Stored items from a collection
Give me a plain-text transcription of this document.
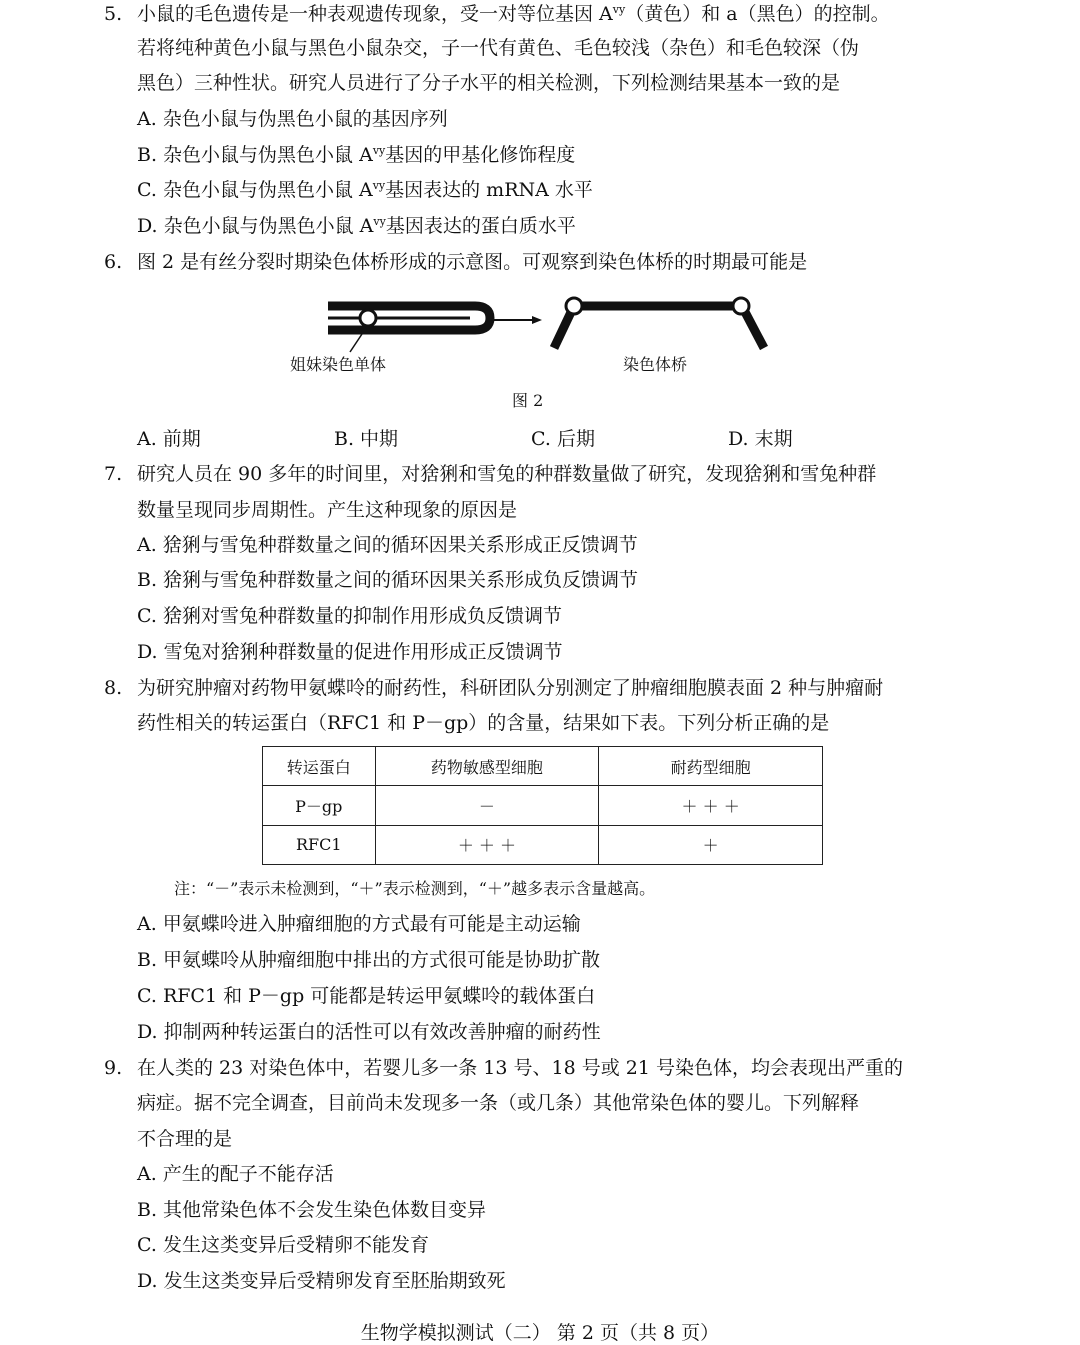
5. 小鼠的毛色遗传是一种表观遗传现象，受一对等位基因 $A^{vy}$（黄色）和 a（黑色）的控制。
若将纯种黄色小鼠与黑色小鼠杂交，子一代有黄色、毛色较浅（杂色）和毛色较深（伪
黑色）三种性状。研究人员进行了分子水平的相关检测，下列检测结果基本一致的是
A. 杂色小鼠与伪黑色小鼠的基因序列
B. 杂色小鼠与伪黑色小鼠 $A^{vy}$基因的甲基化修饰程度
C. 杂色小鼠与伪黑色小鼠 $A^{vy}$基因表达的 mRNA 水平
D. 杂色小鼠与伪黑色小鼠 $A^{vy}$基因表达的蛋白质水平
6. 图 2 是有丝分裂时期染色体桥形成的示意图。可观察到染色体桥的时期最可能是
姐妹染色单体	染色体桥
图 2
A. 前期	B. 中期	C. 后期	D. 末期
7. 研究人员在 90 多年的时间里，对猞猁和雪兔的种群数量做了研究，发现猞猁和雪兔种群
数量呈现同步周期性。产生这种现象的原因是
A. 猞猁与雪兔种群数量之间的循环因果关系形成正反馈调节
B. 猞猁与雪兔种群数量之间的循环因果关系形成负反馈调节
C. 猞猁对雪兔种群数量的抑制作用形成负反馈调节
D. 雪兔对猞猁种群数量的促进作用形成正反馈调节
8. 为研究肿瘤对药物甲氨蝶呤的耐药性，科研团队分别测定了肿瘤细胞膜表面 2 种与肿瘤耐
药性相关的转运蛋白（RFC1 和 P－gp）的含量，结果如下表。下列分析正确的是
转运蛋白	药物敏感型细胞	耐药型细胞
P－gp	－	＋ ＋ ＋
RFC1	＋ ＋ ＋	＋
注：“－”表示未检测到，“＋”表示检测到，“＋”越多表示含量越高。
A. 甲氨蝶呤进入肿瘤细胞的方式最有可能是主动运输
B. 甲氨蝶呤从肿瘤细胞中排出的方式很可能是协助扩散
C. RFC1 和 P－gp 可能都是转运甲氨蝶呤的载体蛋白
D. 抑制两种转运蛋白的活性可以有效改善肿瘤的耐药性
9. 在人类的 23 对染色体中，若婴儿多一条 13 号、18 号或 21 号染色体，均会表现出严重的
病症。据不完全调查，目前尚未发现多一条（或几条）其他常染色体的婴儿。下列解释
不合理的是
A. 产生的配子不能存活
B. 其他常染色体不会发生染色体数目变异
C. 发生这类变异后受精卵不能发育
D. 发生这类变异后受精卵发育至胚胎期致死
生物学模拟测试（二） 第 2 页（共 8 页）
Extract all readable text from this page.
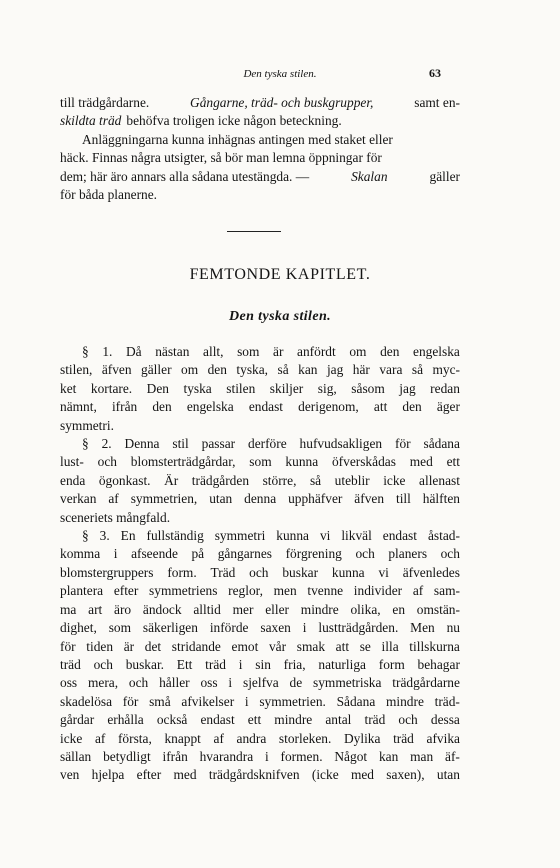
Den tyska stilen.	63
till trädgårdarne.	Gångarne, träd- och buskgrupper,	samt en-
skildta träd behöfva troligen icke någon beteckning.
Anläggningarna kunna inhägnas antingen med staket eller
häck. Finnas några utsigter, så bör man lemna öppningar för
dem; här äro annars alla sådana utestängda. —	Skalan	gäller
för båda planerne.
FEMTONDE KAPITLET.
Den tyska stilen.
§ 1. Då nästan allt, som är anfördt om den engelska
stilen, äfven gäller om den tyska, så kan jag här vara så myc-
ket kortare. Den tyska stilen skiljer sig, såsom jag redan
nämnt, ifrån den engelska endast derigenom, att den äger
symmetri.
§ 2. Denna stil passar derföre hufvudsakligen för sådana
lust- och blomsterträdgårdar, som kunna öfverskådas med ett
enda ögonkast. Är trädgården större, så uteblir icke allenast
verkan af symmetrien, utan denna upphäfver äfven till hälften
sceneriets mångfald.
§ 3. En fullständig symmetri kunna vi likväl endast åstad-
komma i afseende på gångarnes förgrening och planers och
blomstergruppers form. Träd och buskar kunna vi äfvenledes
plantera efter symmetriens reglor, men tvenne individer af sam-
ma art äro ändock alltid mer eller mindre olika, en omstän-
dighet, som säkerligen införde saxen i lustträdgården. Men nu
för tiden är det stridande emot vår smak att se illa tillskurna
träd och buskar. Ett träd i sin fria, naturliga form behagar
oss mera, och håller oss i sjelfva de symmetriska trädgårdarne
skadelösa för små afvikelser i symmetrien. Sådana mindre träd-
gårdar erhålla också endast ett mindre antal träd och dessa
icke af första, knappt af andra storleken. Dylika träd afvika
sällan betydligt ifrån hvarandra i formen. Något kan man äf-
ven hjelpa efter med trädgårdsknifven (icke med saxen), utan
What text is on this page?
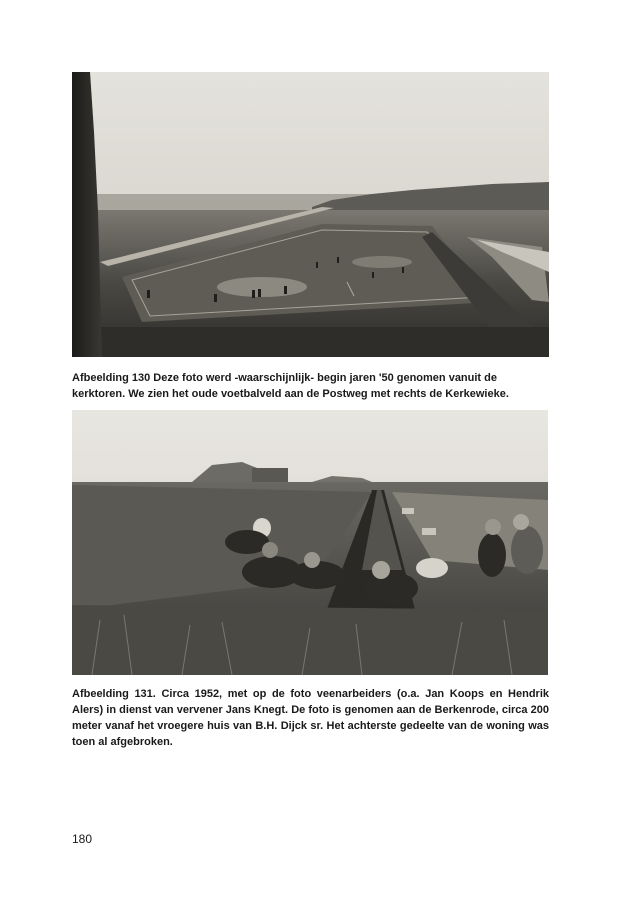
Afbeelding 130 Deze foto werd -waarschijnlijk- begin jaren '50 genomen vanuit de kerktoren. We zien het oude voetbalveld aan de Postweg met rechts de Kerkewieke.

Afbeelding 131. Circa 1952, met op de foto veenarbeiders (o.a. Jan Koops en Hendrik Alers) in dienst van vervener Jans Knegt. De foto is genomen aan de Berkenrode, circa 200 meter vanaf het vroegere huis van B.H. Dijck sr. Het achterste gedeelte van de woning was toen al afgebroken.

180
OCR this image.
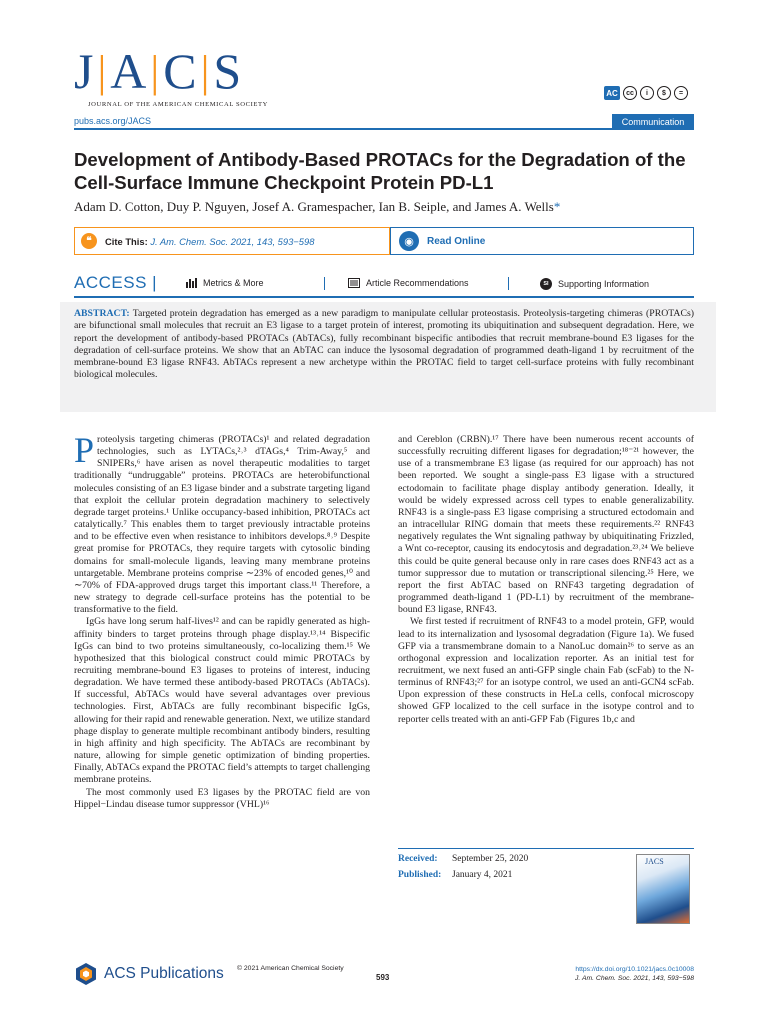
J|A|C|S
JOURNAL OF THE AMERICAN CHEMICAL SOCIETY
AC	cc	i	$	=
pubs.acs.org/JACS	Communication
Development of Antibody-Based PROTACs for the Degradation of the Cell-Surface Immune Checkpoint Protein PD-L1
Adam D. Cotton, Duy P. Nguyen, Josef A. Gramespacher, Ian B. Seiple, and James A. Wells*
❝	Cite This: J. Am. Chem. Soc. 2021, 143, 593−598	◉	Read Online
ACCESS |	Metrics & More	Article Recommendations	SI	Supporting Information
ABSTRACT: Targeted protein degradation has emerged as a new paradigm to manipulate cellular proteostasis. Proteolysis-targeting chimeras (PROTACs) are bifunctional small molecules that recruit an E3 ligase to a target protein of interest, promoting its ubiquitination and subsequent degradation. Here, we report the development of antibody-based PROTACs (AbTACs), fully recombinant bispecific antibodies that recruit membrane-bound E3 ligases for the degradation of cell-surface proteins. We show that an AbTAC can induce the lysosomal degradation of programmed death-ligand 1 by recruitment of the membrane-bound E3 ligase RNF43. AbTACs represent a new archetype within the PROTAC field to target cell-surface proteins with fully recombinant biological molecules.

Proteolysis targeting chimeras (PROTACs)¹ and related degradation technologies, such as LYTACs,²˒³ dTAGs,⁴ Trim-Away,⁵ and SNIPERs,⁶ have arisen as novel therapeutic modalities to target traditionally “undruggable” proteins. PROTACs are heterobifunctional molecules consisting of an E3 ligase binder and a substrate targeting ligand that exploit the cellular protein degradation machinery to selectively degrade target proteins.¹ Unlike occupancy-based inhibition, PROTACs act catalytically.⁷ This enables them to target previously intractable proteins and to be effective even when resistance to inhibitors develops.⁸˒⁹ Despite great promise for PROTACs, they require targets with cytosolic binding domains for small-molecule ligands, leaving many membrane proteins untargetable. Membrane proteins comprise ∼23% of encoded genes,¹⁰ and ∼70% of FDA-approved drugs target this important class.¹¹ Therefore, a new strategy to degrade cell-surface proteins has the potential to be transformative to the field.

IgGs have long serum half-lives¹² and can be rapidly generated as high-affinity binders to target proteins through phage display.¹³˒¹⁴ Bispecific IgGs can bind to two proteins simultaneously, co-localizing them.¹⁵ We hypothesized that this biological construct could mimic PROTACs by recruiting membrane-bound E3 ligases to proteins of interest, inducing degradation. We have termed these antibody-based PROTACs (AbTACs). If successful, AbTACs would have several advantages over previous technologies. First, AbTACs are fully recombinant bispecific IgGs, allowing for their rapid and renewable generation. Next, we utilize standard phage display to generate multiple recombinant antibody binders, resulting in high affinity and high specificity. The AbTACs are recombinant by nature, allowing for simple genetic optimization of binding properties. Finally, AbTACs expand the PROTAC field’s attempts to target challenging membrane proteins.

The most commonly used E3 ligases by the PROTAC field are von Hippel−Lindau disease tumor suppressor (VHL)¹⁶

and Cereblon (CRBN).¹⁷ There have been numerous recent accounts of successfully recruiting different ligases for degradation;¹⁸⁻²¹ however, the use of a transmembrane E3 ligase (as required for our approach) has not been reported. We sought a single-pass E3 ligase with a structured ectodomain to facilitate phage display antibody generation. Ideally, it would be widely expressed across cell types to enable generalizability. RNF43 is a single-pass E3 ligase comprising a structured ectodomain and an intracellular RING domain that meets these requirements.²² RNF43 negatively regulates the Wnt signaling pathway by ubiquitinating Frizzled, a Wnt co-receptor, causing its endocytosis and degradation.²³˒²⁴ We believe this could be quite general because only in rare cases does RNF43 act as a tumor suppressor due to mutation or transcriptional silencing.²⁵ Here, we report the first AbTAC based on RNF43 targeting degradation of programmed death-ligand 1 (PD-L1) by recruitment of the membrane-bound E3 ligase, RNF43.

We first tested if recruitment of RNF43 to a model protein, GFP, would lead to its internalization and lysosomal degradation (Figure 1a). We fused GFP via a transmembrane domain to a NanoLuc domain²⁶ to serve as an orthogonal expression and localization reporter. As an initial test for recruitment, we next fused an anti-GFP single chain Fab (scFab) to the N-terminus of RNF43;²⁷ for an isotype control, we used an anti-GCN4 scFab. Upon expression of these constructs in HeLa cells, confocal microscopy showed GFP localized to the cell surface in the isotype control and to reporter cells treated with an anti-GFP Fab (Figures 1b,c and

Received: September 25, 2020
Published: January 4, 2021
JACS
ACS Publications © 2021 American Chemical Society
593
https://dx.doi.org/10.1021/jacs.0c10008
J. Am. Chem. Soc. 2021, 143, 593−598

__What this task involves__
For the string "utan", filter the data and copy out each line where it occurs.

__Response to this task__
verkan af symmetrien, utan denna upphäfver äfven till hälften
ven hjelpa efter med trädgårdsknifven (icke med saxen), utan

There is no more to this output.